*REQUIRED WORK*
Quote every line of the material beneath this one.

*RAW DATA*
--- --- ---
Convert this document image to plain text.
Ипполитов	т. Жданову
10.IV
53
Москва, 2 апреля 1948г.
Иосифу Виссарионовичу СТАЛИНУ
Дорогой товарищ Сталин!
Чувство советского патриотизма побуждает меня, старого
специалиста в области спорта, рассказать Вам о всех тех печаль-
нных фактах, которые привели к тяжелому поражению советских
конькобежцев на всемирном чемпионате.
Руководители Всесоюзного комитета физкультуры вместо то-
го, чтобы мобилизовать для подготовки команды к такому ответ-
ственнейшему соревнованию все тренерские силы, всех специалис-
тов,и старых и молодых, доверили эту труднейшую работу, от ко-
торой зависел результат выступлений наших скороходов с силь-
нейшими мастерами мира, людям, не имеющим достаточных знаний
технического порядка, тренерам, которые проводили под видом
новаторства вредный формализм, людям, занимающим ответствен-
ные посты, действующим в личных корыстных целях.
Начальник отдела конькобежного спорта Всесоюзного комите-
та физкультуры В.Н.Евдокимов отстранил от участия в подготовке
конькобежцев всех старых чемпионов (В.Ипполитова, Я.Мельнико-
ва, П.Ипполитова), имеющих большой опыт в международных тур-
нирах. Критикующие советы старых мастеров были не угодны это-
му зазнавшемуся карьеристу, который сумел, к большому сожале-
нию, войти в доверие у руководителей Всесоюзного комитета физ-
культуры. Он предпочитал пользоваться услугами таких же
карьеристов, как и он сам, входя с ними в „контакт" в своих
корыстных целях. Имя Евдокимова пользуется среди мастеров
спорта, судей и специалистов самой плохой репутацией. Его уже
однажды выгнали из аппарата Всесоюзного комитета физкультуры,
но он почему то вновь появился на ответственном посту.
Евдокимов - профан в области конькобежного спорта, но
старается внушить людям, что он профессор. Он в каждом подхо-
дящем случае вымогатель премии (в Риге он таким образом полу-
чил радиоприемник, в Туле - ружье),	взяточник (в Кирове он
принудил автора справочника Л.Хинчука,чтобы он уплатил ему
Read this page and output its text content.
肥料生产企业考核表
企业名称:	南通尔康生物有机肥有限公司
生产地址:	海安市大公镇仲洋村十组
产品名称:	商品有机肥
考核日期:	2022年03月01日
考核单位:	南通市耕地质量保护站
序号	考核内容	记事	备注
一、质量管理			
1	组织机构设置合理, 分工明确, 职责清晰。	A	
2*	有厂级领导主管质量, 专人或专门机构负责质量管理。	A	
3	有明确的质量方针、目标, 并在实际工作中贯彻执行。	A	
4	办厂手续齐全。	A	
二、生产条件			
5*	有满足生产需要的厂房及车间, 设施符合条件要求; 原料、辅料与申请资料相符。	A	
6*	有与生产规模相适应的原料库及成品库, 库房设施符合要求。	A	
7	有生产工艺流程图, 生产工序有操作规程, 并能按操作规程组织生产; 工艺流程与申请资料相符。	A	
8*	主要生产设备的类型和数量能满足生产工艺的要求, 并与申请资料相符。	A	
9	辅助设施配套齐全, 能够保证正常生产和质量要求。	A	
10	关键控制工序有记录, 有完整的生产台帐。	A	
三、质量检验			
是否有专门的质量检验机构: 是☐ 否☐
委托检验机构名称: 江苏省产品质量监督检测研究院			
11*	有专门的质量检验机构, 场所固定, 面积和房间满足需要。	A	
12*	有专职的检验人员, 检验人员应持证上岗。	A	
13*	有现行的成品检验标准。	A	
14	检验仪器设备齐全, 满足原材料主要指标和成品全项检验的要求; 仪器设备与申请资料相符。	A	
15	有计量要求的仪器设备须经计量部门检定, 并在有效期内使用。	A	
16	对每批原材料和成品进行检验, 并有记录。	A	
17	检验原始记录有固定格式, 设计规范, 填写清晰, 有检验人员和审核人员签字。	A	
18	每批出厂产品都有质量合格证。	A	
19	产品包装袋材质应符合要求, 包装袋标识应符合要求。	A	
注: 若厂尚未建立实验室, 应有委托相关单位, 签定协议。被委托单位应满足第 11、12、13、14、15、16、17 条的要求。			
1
--- --- ---
*FINISHED EXERCISE*
Convert this document image to plain text.
Ипполитов	т. Жданову
10.IV
53
Москва, 2 апреля 1948г.
Иосифу Виссарионовичу СТАЛИНУ
Дорогой товарищ Сталин!
Чувство советского патриотизма побуждает меня, старого
специалиста в области спорта, рассказать Вам о всех тех печаль-
нных фактах, которые привели к тяжелому поражению советских
конькобежцев на всемирном чемпионате.
Руководители Всесоюзного комитета физкультуры вместо то-
го, чтобы мобилизовать для подготовки команды к такому ответ-
ственнейшему соревнованию все тренерские силы, всех специалис-
тов,и старых и молодых, доверили эту труднейшую работу, от ко-
торой зависел результат выступлений наших скороходов с силь-
нейшими мастерами мира, людям, не имеющим достаточных знаний
технического порядка, тренерам, которые проводили под видом
новаторства вредный формализм, людям, занимающим ответствен-
ные посты, действующим в личных корыстных целях.
Начальник отдела конькобежного спорта Всесоюзного комите-
та физкультуры В.Н.Евдокимов отстранил от участия в подготовке
конькобежцев всех старых чемпионов (В.Ипполитова, Я.Мельнико-
ва, П.Ипполитова), имеющих большой опыт в международных тур-
нирах. Критикующие советы старых мастеров были не угодны это-
му зазнавшемуся карьеристу, который сумел, к большому сожале-
нию, войти в доверие у руководителей Всесоюзного комитета физ-
культуры. Он предпочитал пользоваться услугами таких же
карьеристов, как и он сам, входя с ними в „контакт" в своих
корыстных целях. Имя Евдокимова пользуется среди мастеров
спорта, судей и специалистов самой плохой репутацией. Его уже
однажды выгнали из аппарата Всесоюзного комитета физкультуры,
но он почему то вновь появился на ответственном посту.
Евдокимов - профан в области конькобежного спорта, но
старается внушить людям, что он профессор. Он в каждом подхо-
дящем случае вымогатель премии (в Риге он таким образом полу-
чил радиоприемник, в Туле - ружье),	взяточник (в Кирове он
принудил автора справочника Л.Хинчука,чтобы он уплатил ему
Read this page and output its text content.
肥料生产企业考核表
企业名称:	南通尔康生物有机肥有限公司
生产地址:	海安市大公镇仲洋村十组
产品名称:	商品有机肥
考核日期:	2022年03月01日
考核单位:	南通市耕地质量保护站
序号	考核内容	记事	备注
一、质量管理			
1	组织机构设置合理, 分工明确, 职责清晰。	A	
2*	有厂级领导主管质量, 专人或专门机构负责质量管理。	A	
3	有明确的质量方针、目标, 并在实际工作中贯彻执行。	A	
4	办厂手续齐全。	A	
二、生产条件			
5*	有满足生产需要的厂房及车间, 设施符合条件要求; 原料、辅料与申请资料相符。	A	
6*	有与生产规模相适应的原料库及成品库, 库房设施符合要求。	A	
7	有生产工艺流程图, 生产工序有操作规程, 并能按操作规程组织生产; 工艺流程与申请资料相符。	A	
8*	主要生产设备的类型和数量能满足生产工艺的要求, 并与申请资料相符。	A	
9	辅助设施配套齐全, 能够保证正常生产和质量要求。	A	
10	关键控制工序有记录, 有完整的生产台帐。	A	
三、质量检验			
是否有专门的质量检验机构: 是☐ 否☐
委托检验机构名称: 江苏省产品质量监督检测研究院			
11*	有专门的质量检验机构, 场所固定, 面积和房间满足需要。	A	
12*	有专职的检验人员, 检验人员应持证上岗。	A	
13*	有现行的成品检验标准。	A	
14	检验仪器设备齐全, 满足原材料主要指标和成品全项检验的要求; 仪器设备与申请资料相符。	A	
15	有计量要求的仪器设备须经计量部门检定, 并在有效期内使用。	A	
16	对每批原材料和成品进行检验, 并有记录。	A	
17	检验原始记录有固定格式, 设计规范, 填写清晰, 有检验人员和审核人员签字。	A	
18	每批出厂产品都有质量合格证。	A	
19	产品包装袋材质应符合要求, 包装袋标识应符合要求。	A	
注: 若厂尚未建立实验室, 应有委托相关单位, 签定协议。被委托单位应满足第 11、12、13、14、15、16、17 条的要求。			
1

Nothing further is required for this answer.